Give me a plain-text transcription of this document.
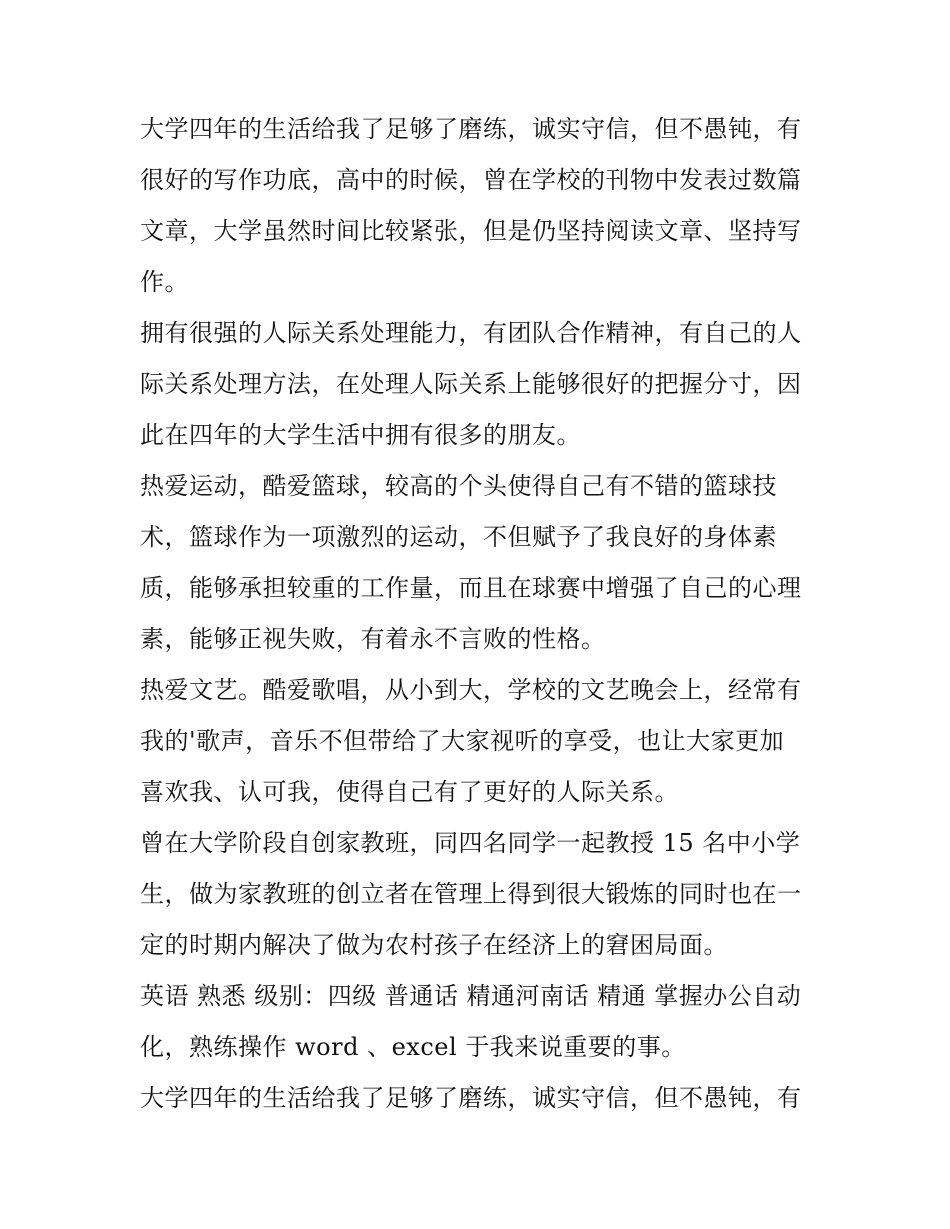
大学四年的生活给我了足够了磨练，诚实守信，但不愚钝，有
很好的写作功底，高中的时候，曾在学校的刊物中发表过数篇
文章，大学虽然时间比较紧张，但是仍坚持阅读文章、坚持写
作。

拥有很强的人际关系处理能力，有团队合作精神，有自己的人
际关系处理方法，在处理人际关系上能够很好的把握分寸，因
此在四年的大学生活中拥有很多的朋友。

热爱运动，酷爱篮球，较高的个头使得自己有不错的篮球技
术，篮球作为一项激烈的运动，不但赋予了我良好的身体素
质，能够承担较重的工作量，而且在球赛中增强了自己的心理
素，能够正视失败，有着永不言败的性格。

热爱文艺。酷爱歌唱，从小到大，学校的文艺晚会上，经常有
我的'歌声，音乐不但带给了大家视听的享受，也让大家更加
喜欢我、认可我，使得自己有了更好的人际关系。

曾在大学阶段自创家教班，同四名同学一起教授 15 名中小学
生，做为家教班的创立者在管理上得到很大锻炼的同时也在一
定的时期内解决了做为农村孩子在经济上的窘困局面。

英语 熟悉 级别：四级 普通话 精通河南话 精通 掌握办公自动
化，熟练操作 word 、excel 于我来说重要的事。

大学四年的生活给我了足够了磨练，诚实守信，但不愚钝，有
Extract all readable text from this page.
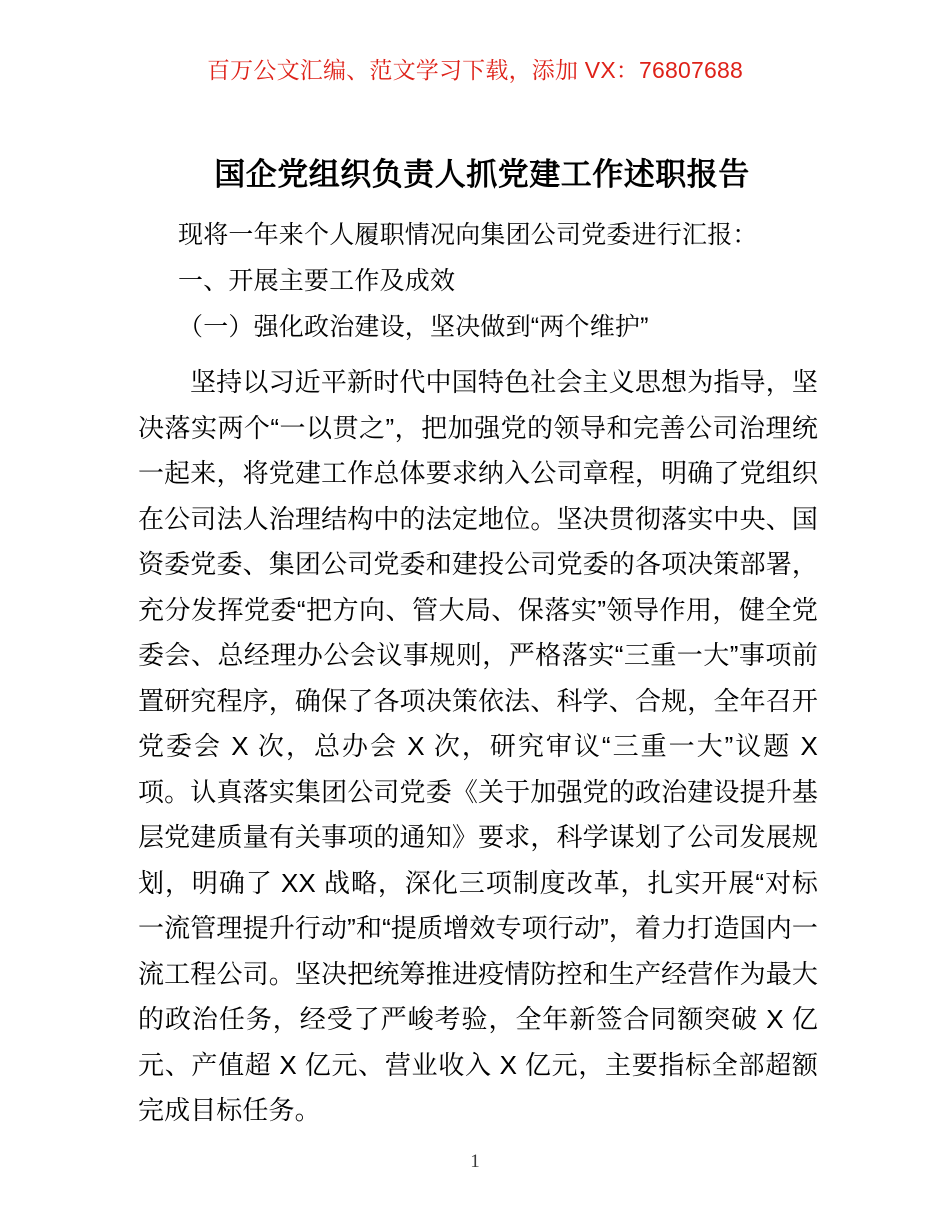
百万公文汇编、范文学习下载，添加 VX：76807688
国企党组织负责人抓党建工作述职报告

现将一年来个人履职情况向集团公司党委进行汇报：

一、开展主要工作及成效

（一）强化政治建设，坚决做到“两个维护”

坚持以习近平新时代中国特色社会主义思想为指导，坚决落实两个“一以贯之”，把加强党的领导和完善公司治理统一起来，将党建工作总体要求纳入公司章程，明确了党组织在公司法人治理结构中的法定地位。坚决贯彻落实中央、国资委党委、集团公司党委和建投公司党委的各项决策部署，充分发挥党委“把方向、管大局、保落实”领导作用，健全党委会、总经理办公会议事规则，严格落实“三重一大”事项前置研究程序，确保了各项决策依法、科学、合规，全年召开党委会 X 次，总办会 X 次，研究审议“三重一大”议题 X 项。认真落实集团公司党委《关于加强党的政治建设提升基层党建质量有关事项的通知》要求，科学谋划了公司发展规划，明确了 XX 战略，深化三项制度改革，扎实开展“对标一流管理提升行动”和“提质增效专项行动”，着力打造国内一流工程公司。坚决把统筹推进疫情防控和生产经营作为最大的政治任务，经受了严峻考验，全年新签合同额突破 X 亿元、产值超 X 亿元、营业收入 X 亿元，主要指标全部超额完成目标任务。

1
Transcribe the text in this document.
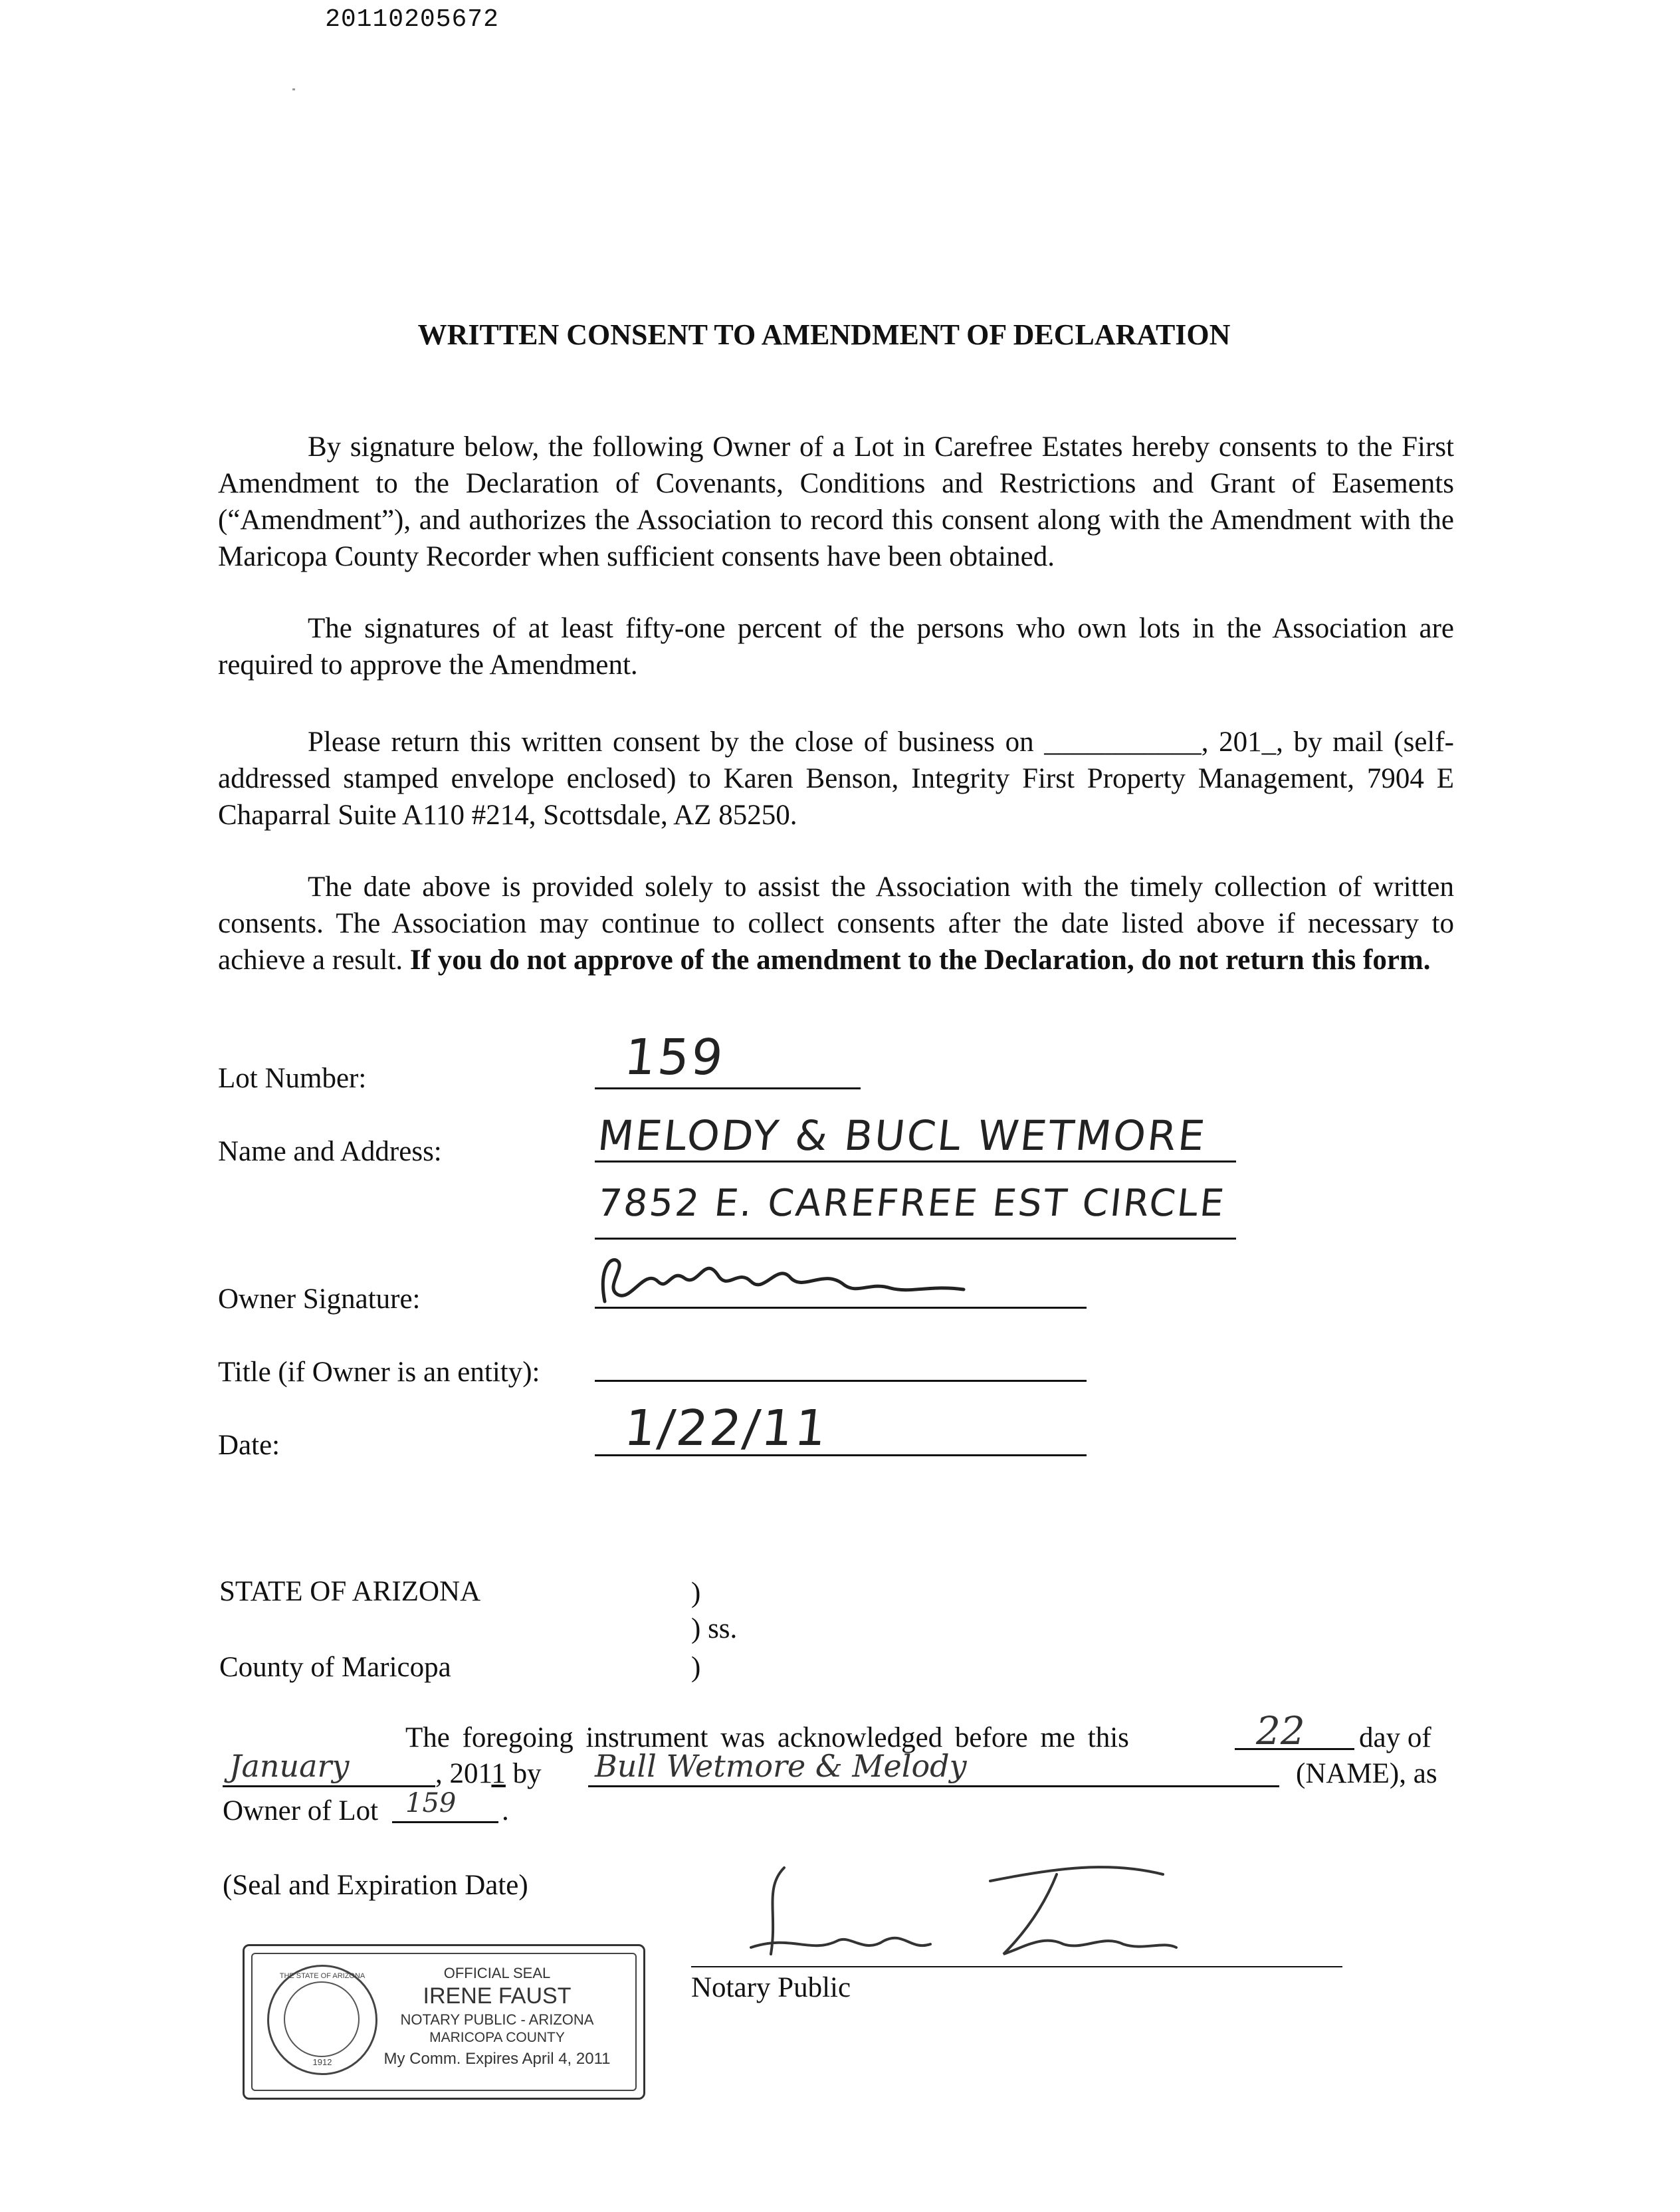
20110205672
WRITTEN CONSENT TO AMENDMENT OF DECLARATION
By signature below, the following Owner of a Lot in Carefree Estates hereby consents to the First Amendment to the Declaration of Covenants, Conditions and Restrictions and Grant of Easements (“Amendment”), and authorizes the Association to record this consent along with the Amendment with the Maricopa County Recorder when sufficient consents have been obtained.
The signatures of at least fifty-one percent of the persons who own lots in the Association are required to approve the Amendment.
Please return this written consent by the close of business on ___________, 201_, by mail (self-addressed stamped envelope enclosed) to Karen Benson, Integrity First Property Management, 7904 E Chaparral Suite A110 #214, Scottsdale, AZ 85250.
The date above is provided solely to assist the Association with the timely collection of written consents. The Association may continue to collect consents after the date listed above if necessary to achieve a result. If you do not approve of the amendment to the Declaration, do not return this form.
Lot Number:	159
Name and Address:	MELODY & BUCL WETMORE
7852 E. CAREFREE EST CIRCLE
Owner Signature:
Title (if Owner is an entity):
Date:	1/22/11
STATE OF ARIZONA	)
) ss.
County of Maricopa	)
The foregoing instrument was acknowledged before me this	22 day of
January	, 2011 by Bull Wetmore & Melody	(NAME), as
Owner of Lot 159 .
(Seal and Expiration Date)
Notary Public
THE STATE OF ARIZONA
1912
OFFICIAL SEAL
IRENE FAUST
NOTARY PUBLIC - ARIZONA
MARICOPA COUNTY
My Comm. Expires April 4, 2011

* * *

▶ AIM
Show, from the material above, each line that includes the string "this".

▶ REPLY TO THE TASK
Give me a plain-text transcription of this document.
Extract all readable text from this page.
Transcribe the text in this document.
By signature below, the following Owner of a Lot in Carefree Estates hereby consents to the First Amendment to the Declaration of Covenants, Conditions and Restrictions and Grant of Easements (“Amendment”), and authorizes the Association to record this consent along with the Amendment with the Maricopa County Recorder when sufficient consents have been obtained.
Please return this written consent by the close of business on ___________, 201_, by mail (self-addressed stamped envelope enclosed) to Karen Benson, Integrity First Property Management, 7904 E Chaparral Suite A110 #214, Scottsdale, AZ 85250.
The date above is provided solely to assist the Association with the timely collection of written consents. The Association may continue to collect consents after the date listed above if necessary to achieve a result. If you do not approve of the amendment to the Declaration, do not return this form.
The foregoing instrument was acknowledged before me this	22 day of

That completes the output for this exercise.